The data.

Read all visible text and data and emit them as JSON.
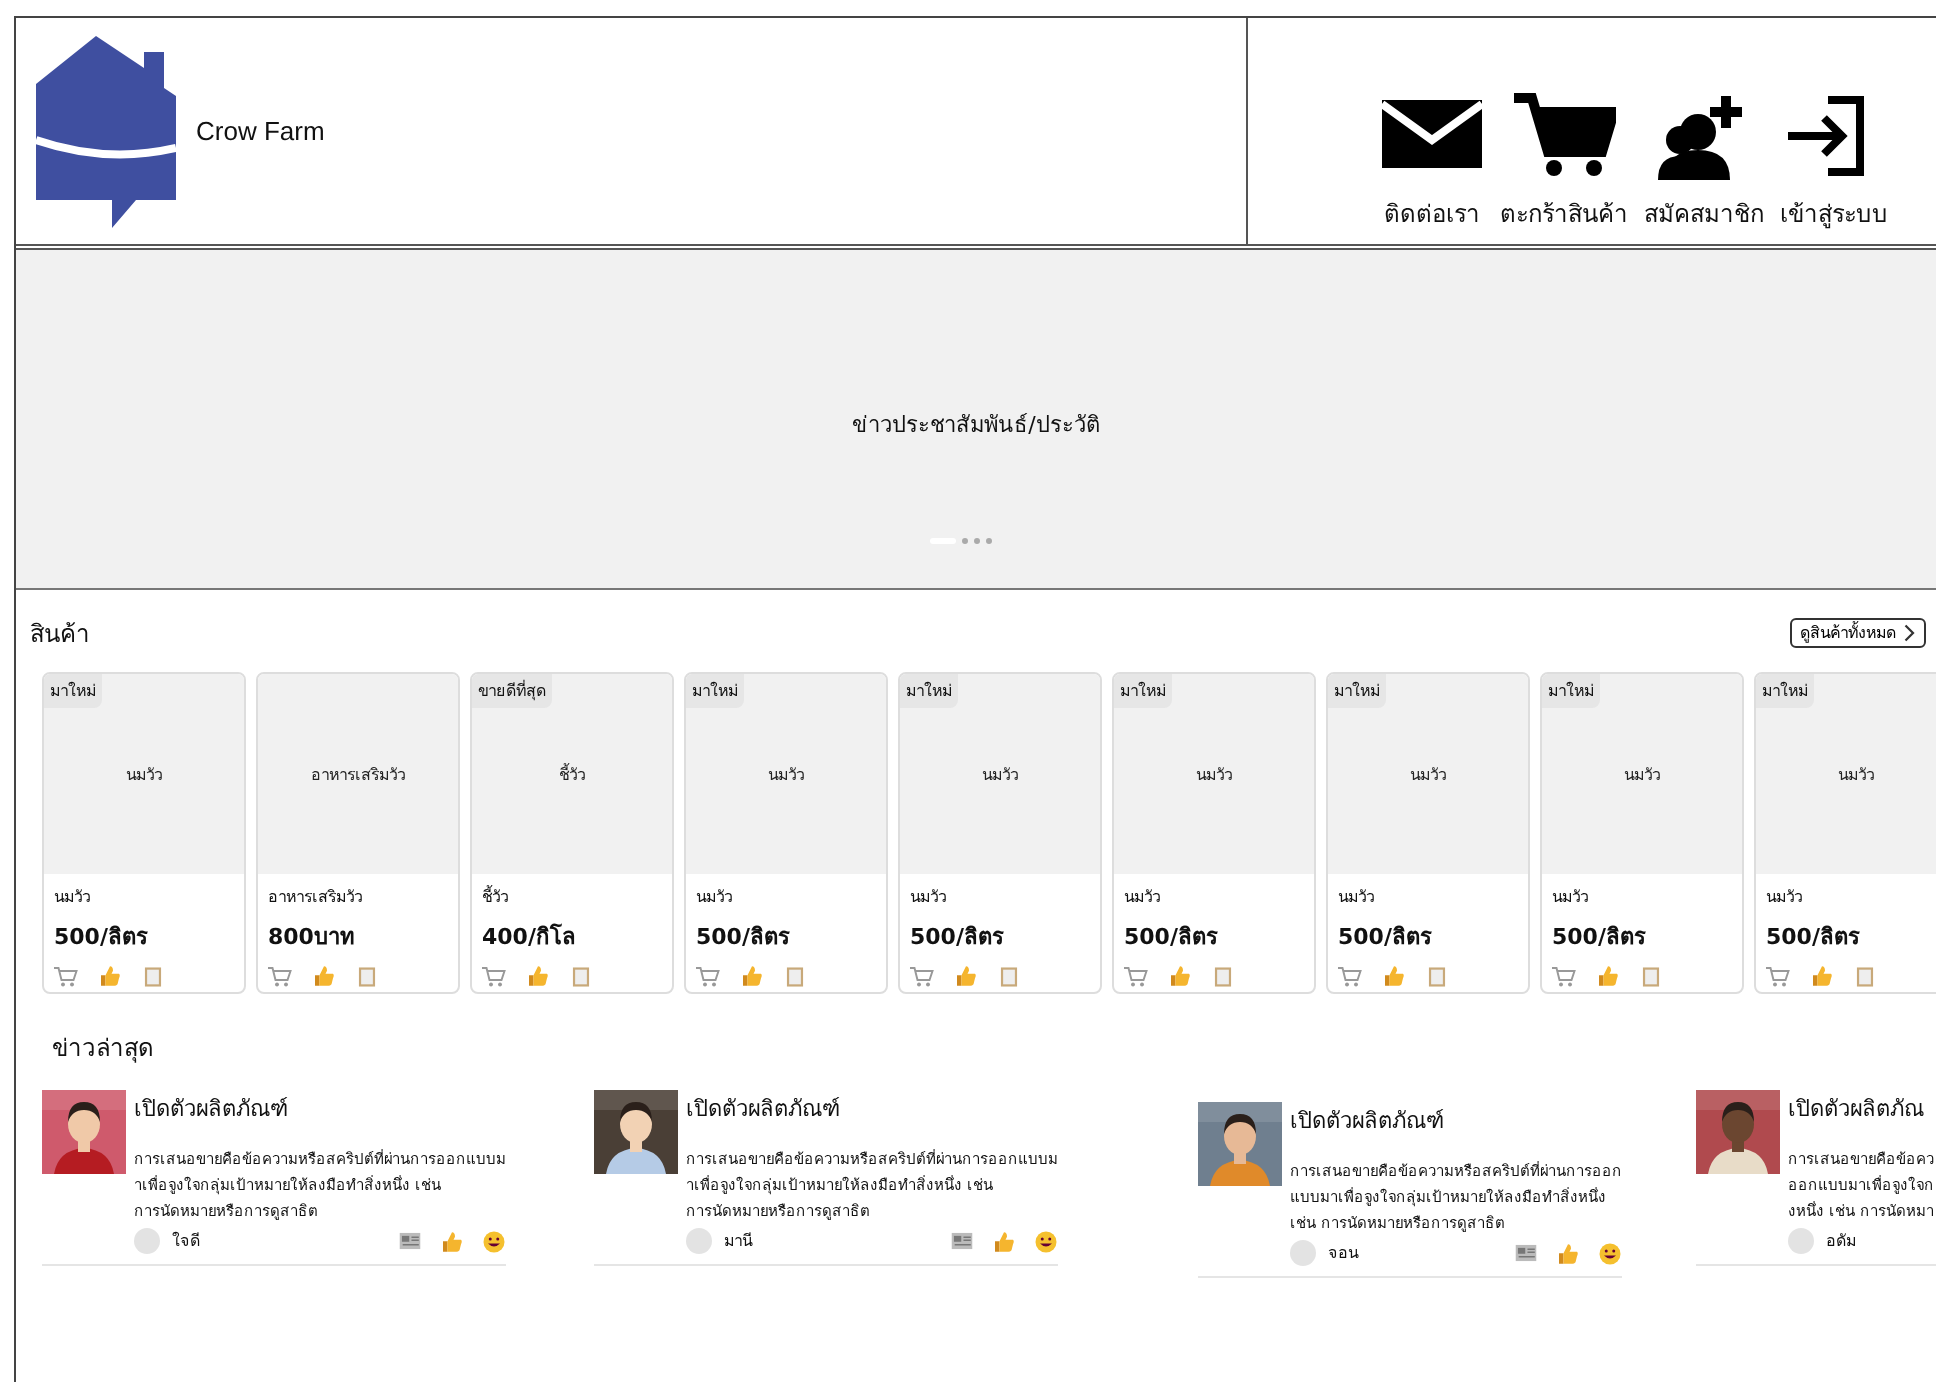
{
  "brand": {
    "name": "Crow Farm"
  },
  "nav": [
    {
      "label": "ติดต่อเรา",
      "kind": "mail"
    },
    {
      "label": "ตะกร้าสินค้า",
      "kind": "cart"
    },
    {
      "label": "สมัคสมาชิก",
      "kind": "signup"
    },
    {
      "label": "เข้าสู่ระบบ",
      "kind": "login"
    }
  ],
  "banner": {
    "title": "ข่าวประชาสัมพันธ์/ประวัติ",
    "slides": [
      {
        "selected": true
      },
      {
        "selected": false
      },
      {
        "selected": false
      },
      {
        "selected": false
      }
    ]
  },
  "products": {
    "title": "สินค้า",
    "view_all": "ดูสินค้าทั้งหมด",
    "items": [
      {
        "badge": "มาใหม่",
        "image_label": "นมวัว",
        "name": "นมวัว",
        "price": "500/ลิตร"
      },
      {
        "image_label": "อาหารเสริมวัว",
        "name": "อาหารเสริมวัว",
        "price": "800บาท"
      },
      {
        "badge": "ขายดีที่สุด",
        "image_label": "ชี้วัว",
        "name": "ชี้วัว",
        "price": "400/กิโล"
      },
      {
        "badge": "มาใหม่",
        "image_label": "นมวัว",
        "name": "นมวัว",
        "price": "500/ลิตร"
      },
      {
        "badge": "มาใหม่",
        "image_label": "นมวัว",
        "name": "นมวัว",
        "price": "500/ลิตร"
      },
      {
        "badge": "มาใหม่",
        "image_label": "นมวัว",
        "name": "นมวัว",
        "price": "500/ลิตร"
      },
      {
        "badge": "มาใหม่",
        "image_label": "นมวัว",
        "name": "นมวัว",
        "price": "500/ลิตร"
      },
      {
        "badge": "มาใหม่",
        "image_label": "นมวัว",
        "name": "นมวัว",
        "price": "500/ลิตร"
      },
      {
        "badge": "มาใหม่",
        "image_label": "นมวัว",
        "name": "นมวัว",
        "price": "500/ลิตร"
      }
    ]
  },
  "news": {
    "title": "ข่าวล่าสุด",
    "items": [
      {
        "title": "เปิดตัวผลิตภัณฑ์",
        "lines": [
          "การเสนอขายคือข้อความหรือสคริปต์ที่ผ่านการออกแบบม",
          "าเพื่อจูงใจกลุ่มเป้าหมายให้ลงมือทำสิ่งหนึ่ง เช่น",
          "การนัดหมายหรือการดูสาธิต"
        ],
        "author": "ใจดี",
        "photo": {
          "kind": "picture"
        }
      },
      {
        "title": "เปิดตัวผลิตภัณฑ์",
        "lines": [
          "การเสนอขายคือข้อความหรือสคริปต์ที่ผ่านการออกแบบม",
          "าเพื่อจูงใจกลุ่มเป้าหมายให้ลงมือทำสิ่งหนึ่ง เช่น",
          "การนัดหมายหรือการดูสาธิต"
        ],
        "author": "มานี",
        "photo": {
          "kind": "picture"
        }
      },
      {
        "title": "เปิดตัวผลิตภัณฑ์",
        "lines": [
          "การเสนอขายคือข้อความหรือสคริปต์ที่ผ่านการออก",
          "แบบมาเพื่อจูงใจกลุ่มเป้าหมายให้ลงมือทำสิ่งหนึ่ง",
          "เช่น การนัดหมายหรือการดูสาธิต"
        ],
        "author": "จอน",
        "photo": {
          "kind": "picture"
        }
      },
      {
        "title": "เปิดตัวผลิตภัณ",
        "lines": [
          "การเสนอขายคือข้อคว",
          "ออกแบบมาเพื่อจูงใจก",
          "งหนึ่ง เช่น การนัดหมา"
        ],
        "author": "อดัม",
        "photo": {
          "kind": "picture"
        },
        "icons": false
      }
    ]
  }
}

Aim of the exercise. Exact duplication of all the records is required; pictures are omitted from the copy.

Exercise response.
Read all visible text and data and emit them as JSON.
{
  "brand": {
    "name": "Crow Farm"
  },
  "nav": [
    {
      "label": "ติดต่อเรา",
      "kind": "mail"
    },
    {
      "label": "ตะกร้าสินค้า",
      "kind": "cart"
    },
    {
      "label": "สมัคสมาชิก",
      "kind": "signup"
    },
    {
      "label": "เข้าสู่ระบบ",
      "kind": "login"
    }
  ],
  "banner": {
    "title": "ข่าวประชาสัมพันธ์/ประวัติ",
    "slides": [
      {
        "selected": true
      },
      {
        "selected": false
      },
      {
        "selected": false
      },
      {
        "selected": false
      }
    ]
  },
  "products": {
    "title": "สินค้า",
    "view_all": "ดูสินค้าทั้งหมด",
    "items": [
      {
        "badge": "มาใหม่",
        "image_label": "นมวัว",
        "name": "นมวัว",
        "price": "500/ลิตร"
      },
      {
        "image_label": "อาหารเสริมวัว",
        "name": "อาหารเสริมวัว",
        "price": "800บาท"
      },
      {
        "badge": "ขายดีที่สุด",
        "image_label": "ชี้วัว",
        "name": "ชี้วัว",
        "price": "400/กิโล"
      },
      {
        "badge": "มาใหม่",
        "image_label": "นมวัว",
        "name": "นมวัว",
        "price": "500/ลิตร"
      },
      {
        "badge": "มาใหม่",
        "image_label": "นมวัว",
        "name": "นมวัว",
        "price": "500/ลิตร"
      },
      {
        "badge": "มาใหม่",
        "image_label": "นมวัว",
        "name": "นมวัว",
        "price": "500/ลิตร"
      },
      {
        "badge": "มาใหม่",
        "image_label": "นมวัว",
        "name": "นมวัว",
        "price": "500/ลิตร"
      },
      {
        "badge": "มาใหม่",
        "image_label": "นมวัว",
        "name": "นมวัว",
        "price": "500/ลิตร"
      },
      {
        "badge": "มาใหม่",
        "image_label": "นมวัว",
        "name": "นมวัว",
        "price": "500/ลิตร"
      }
    ]
  },
  "news": {
    "title": "ข่าวล่าสุด",
    "items": [
      {
        "title": "เปิดตัวผลิตภัณฑ์",
        "lines": [
          "การเสนอขายคือข้อความหรือสคริปต์ที่ผ่านการออกแบบม",
          "าเพื่อจูงใจกลุ่มเป้าหมายให้ลงมือทำสิ่งหนึ่ง เช่น",
          "การนัดหมายหรือการดูสาธิต"
        ],
        "author": "ใจดี",
        "photo": {
          "kind": "picture"
        }
      },
      {
        "title": "เปิดตัวผลิตภัณฑ์",
        "lines": [
          "การเสนอขายคือข้อความหรือสคริปต์ที่ผ่านการออกแบบม",
          "าเพื่อจูงใจกลุ่มเป้าหมายให้ลงมือทำสิ่งหนึ่ง เช่น",
          "การนัดหมายหรือการดูสาธิต"
        ],
        "author": "มานี",
        "photo": {
          "kind": "picture"
        }
      },
      {
        "title": "เปิดตัวผลิตภัณฑ์",
        "lines": [
          "การเสนอขายคือข้อความหรือสคริปต์ที่ผ่านการออก",
          "แบบมาเพื่อจูงใจกลุ่มเป้าหมายให้ลงมือทำสิ่งหนึ่ง",
          "เช่น การนัดหมายหรือการดูสาธิต"
        ],
        "author": "จอน",
        "photo": {
          "kind": "picture"
        }
      },
      {
        "title": "เปิดตัวผลิตภัณ",
        "lines": [
          "การเสนอขายคือข้อคว",
          "ออกแบบมาเพื่อจูงใจก",
          "งหนึ่ง เช่น การนัดหมา"
        ],
        "author": "อดัม",
        "photo": {
          "kind": "picture"
        },
        "icons": false
      }
    ]
  }
}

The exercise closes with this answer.